## Required work
Take every line from the listing below that contains "this".

Records excerpted from a collection:
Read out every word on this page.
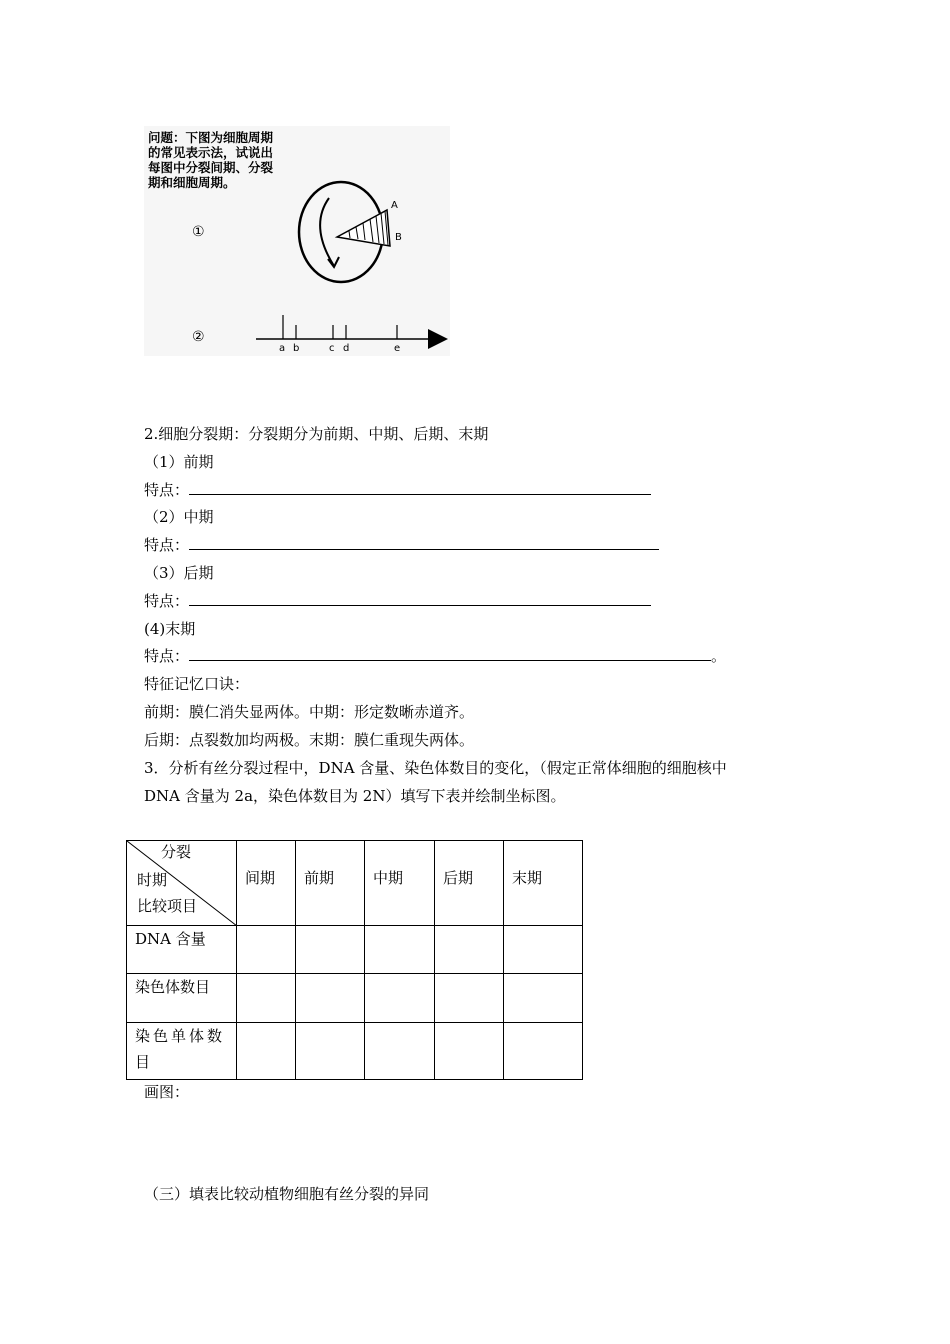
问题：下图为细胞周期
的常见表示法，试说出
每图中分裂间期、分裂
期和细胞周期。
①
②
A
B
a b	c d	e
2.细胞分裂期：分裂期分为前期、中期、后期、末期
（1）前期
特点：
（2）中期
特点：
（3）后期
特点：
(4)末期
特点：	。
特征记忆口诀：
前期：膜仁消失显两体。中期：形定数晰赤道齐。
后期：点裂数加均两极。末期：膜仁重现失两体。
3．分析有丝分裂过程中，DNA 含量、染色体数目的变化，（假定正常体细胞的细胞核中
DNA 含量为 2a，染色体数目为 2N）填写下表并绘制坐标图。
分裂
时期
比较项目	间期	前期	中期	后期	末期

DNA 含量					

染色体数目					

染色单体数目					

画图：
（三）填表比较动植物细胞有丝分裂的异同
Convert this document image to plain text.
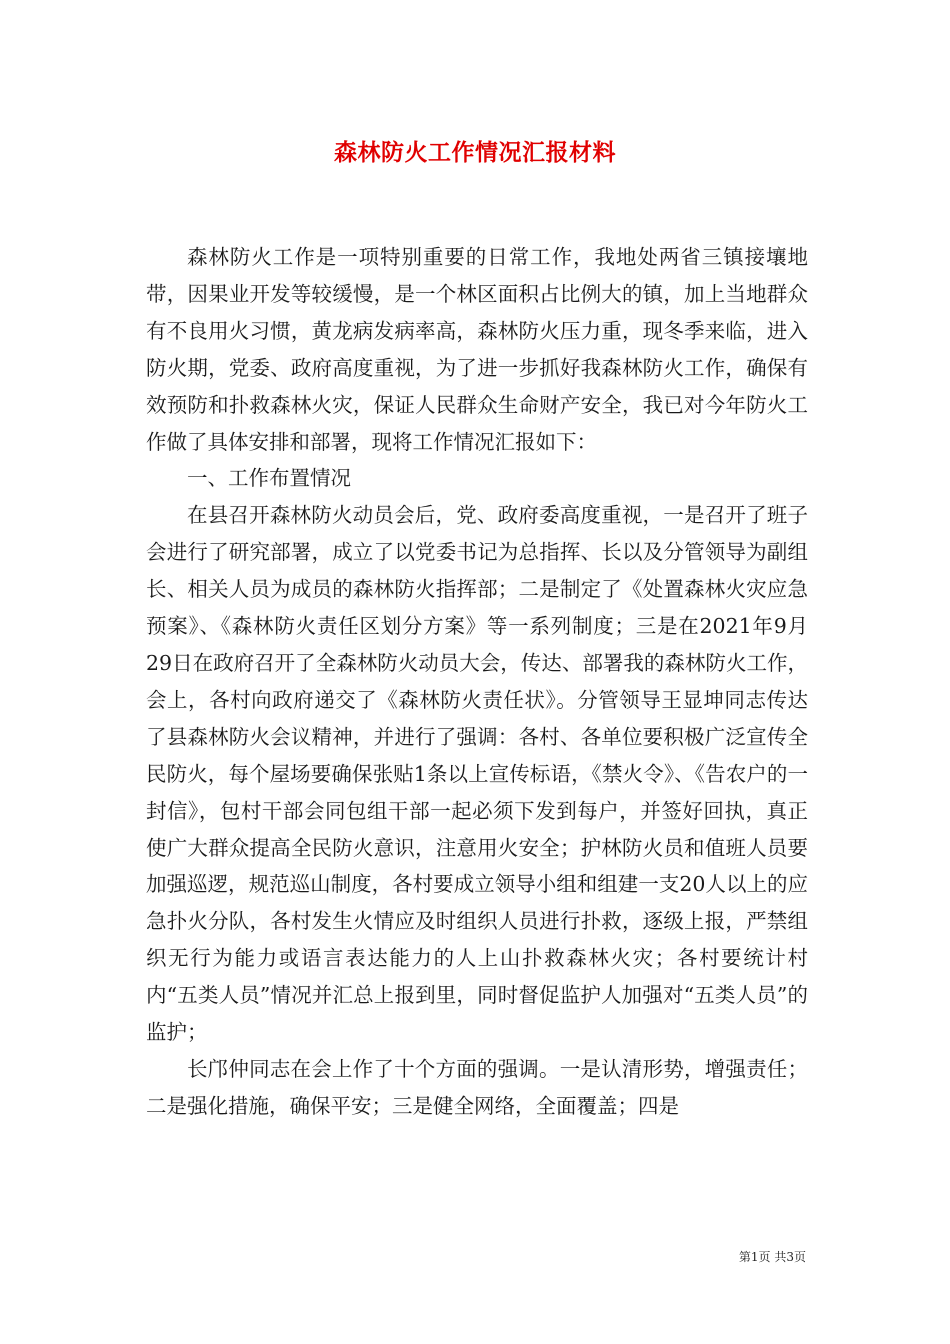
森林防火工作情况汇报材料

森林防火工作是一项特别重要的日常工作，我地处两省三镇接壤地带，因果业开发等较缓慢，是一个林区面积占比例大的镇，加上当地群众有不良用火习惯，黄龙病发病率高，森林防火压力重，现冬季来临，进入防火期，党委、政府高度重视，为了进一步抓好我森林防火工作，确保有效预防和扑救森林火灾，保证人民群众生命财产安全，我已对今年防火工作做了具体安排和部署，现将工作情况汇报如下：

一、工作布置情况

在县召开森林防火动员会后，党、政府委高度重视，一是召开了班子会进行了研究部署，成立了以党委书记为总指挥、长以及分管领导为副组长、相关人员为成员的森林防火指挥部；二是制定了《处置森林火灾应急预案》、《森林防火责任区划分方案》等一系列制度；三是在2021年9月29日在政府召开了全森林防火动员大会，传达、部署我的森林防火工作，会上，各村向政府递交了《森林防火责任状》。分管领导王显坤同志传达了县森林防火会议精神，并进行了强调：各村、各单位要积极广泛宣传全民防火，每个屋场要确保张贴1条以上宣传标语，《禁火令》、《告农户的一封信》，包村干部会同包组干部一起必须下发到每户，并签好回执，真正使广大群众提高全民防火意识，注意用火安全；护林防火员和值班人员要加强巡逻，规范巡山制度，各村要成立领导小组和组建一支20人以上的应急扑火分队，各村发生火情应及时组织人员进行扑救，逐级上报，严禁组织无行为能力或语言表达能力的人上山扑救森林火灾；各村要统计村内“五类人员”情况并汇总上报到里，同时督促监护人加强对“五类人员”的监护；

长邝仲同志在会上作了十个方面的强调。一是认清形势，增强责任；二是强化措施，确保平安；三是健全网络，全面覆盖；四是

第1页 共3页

## The response
Read out every word on this page.
Convert this document image to plain text.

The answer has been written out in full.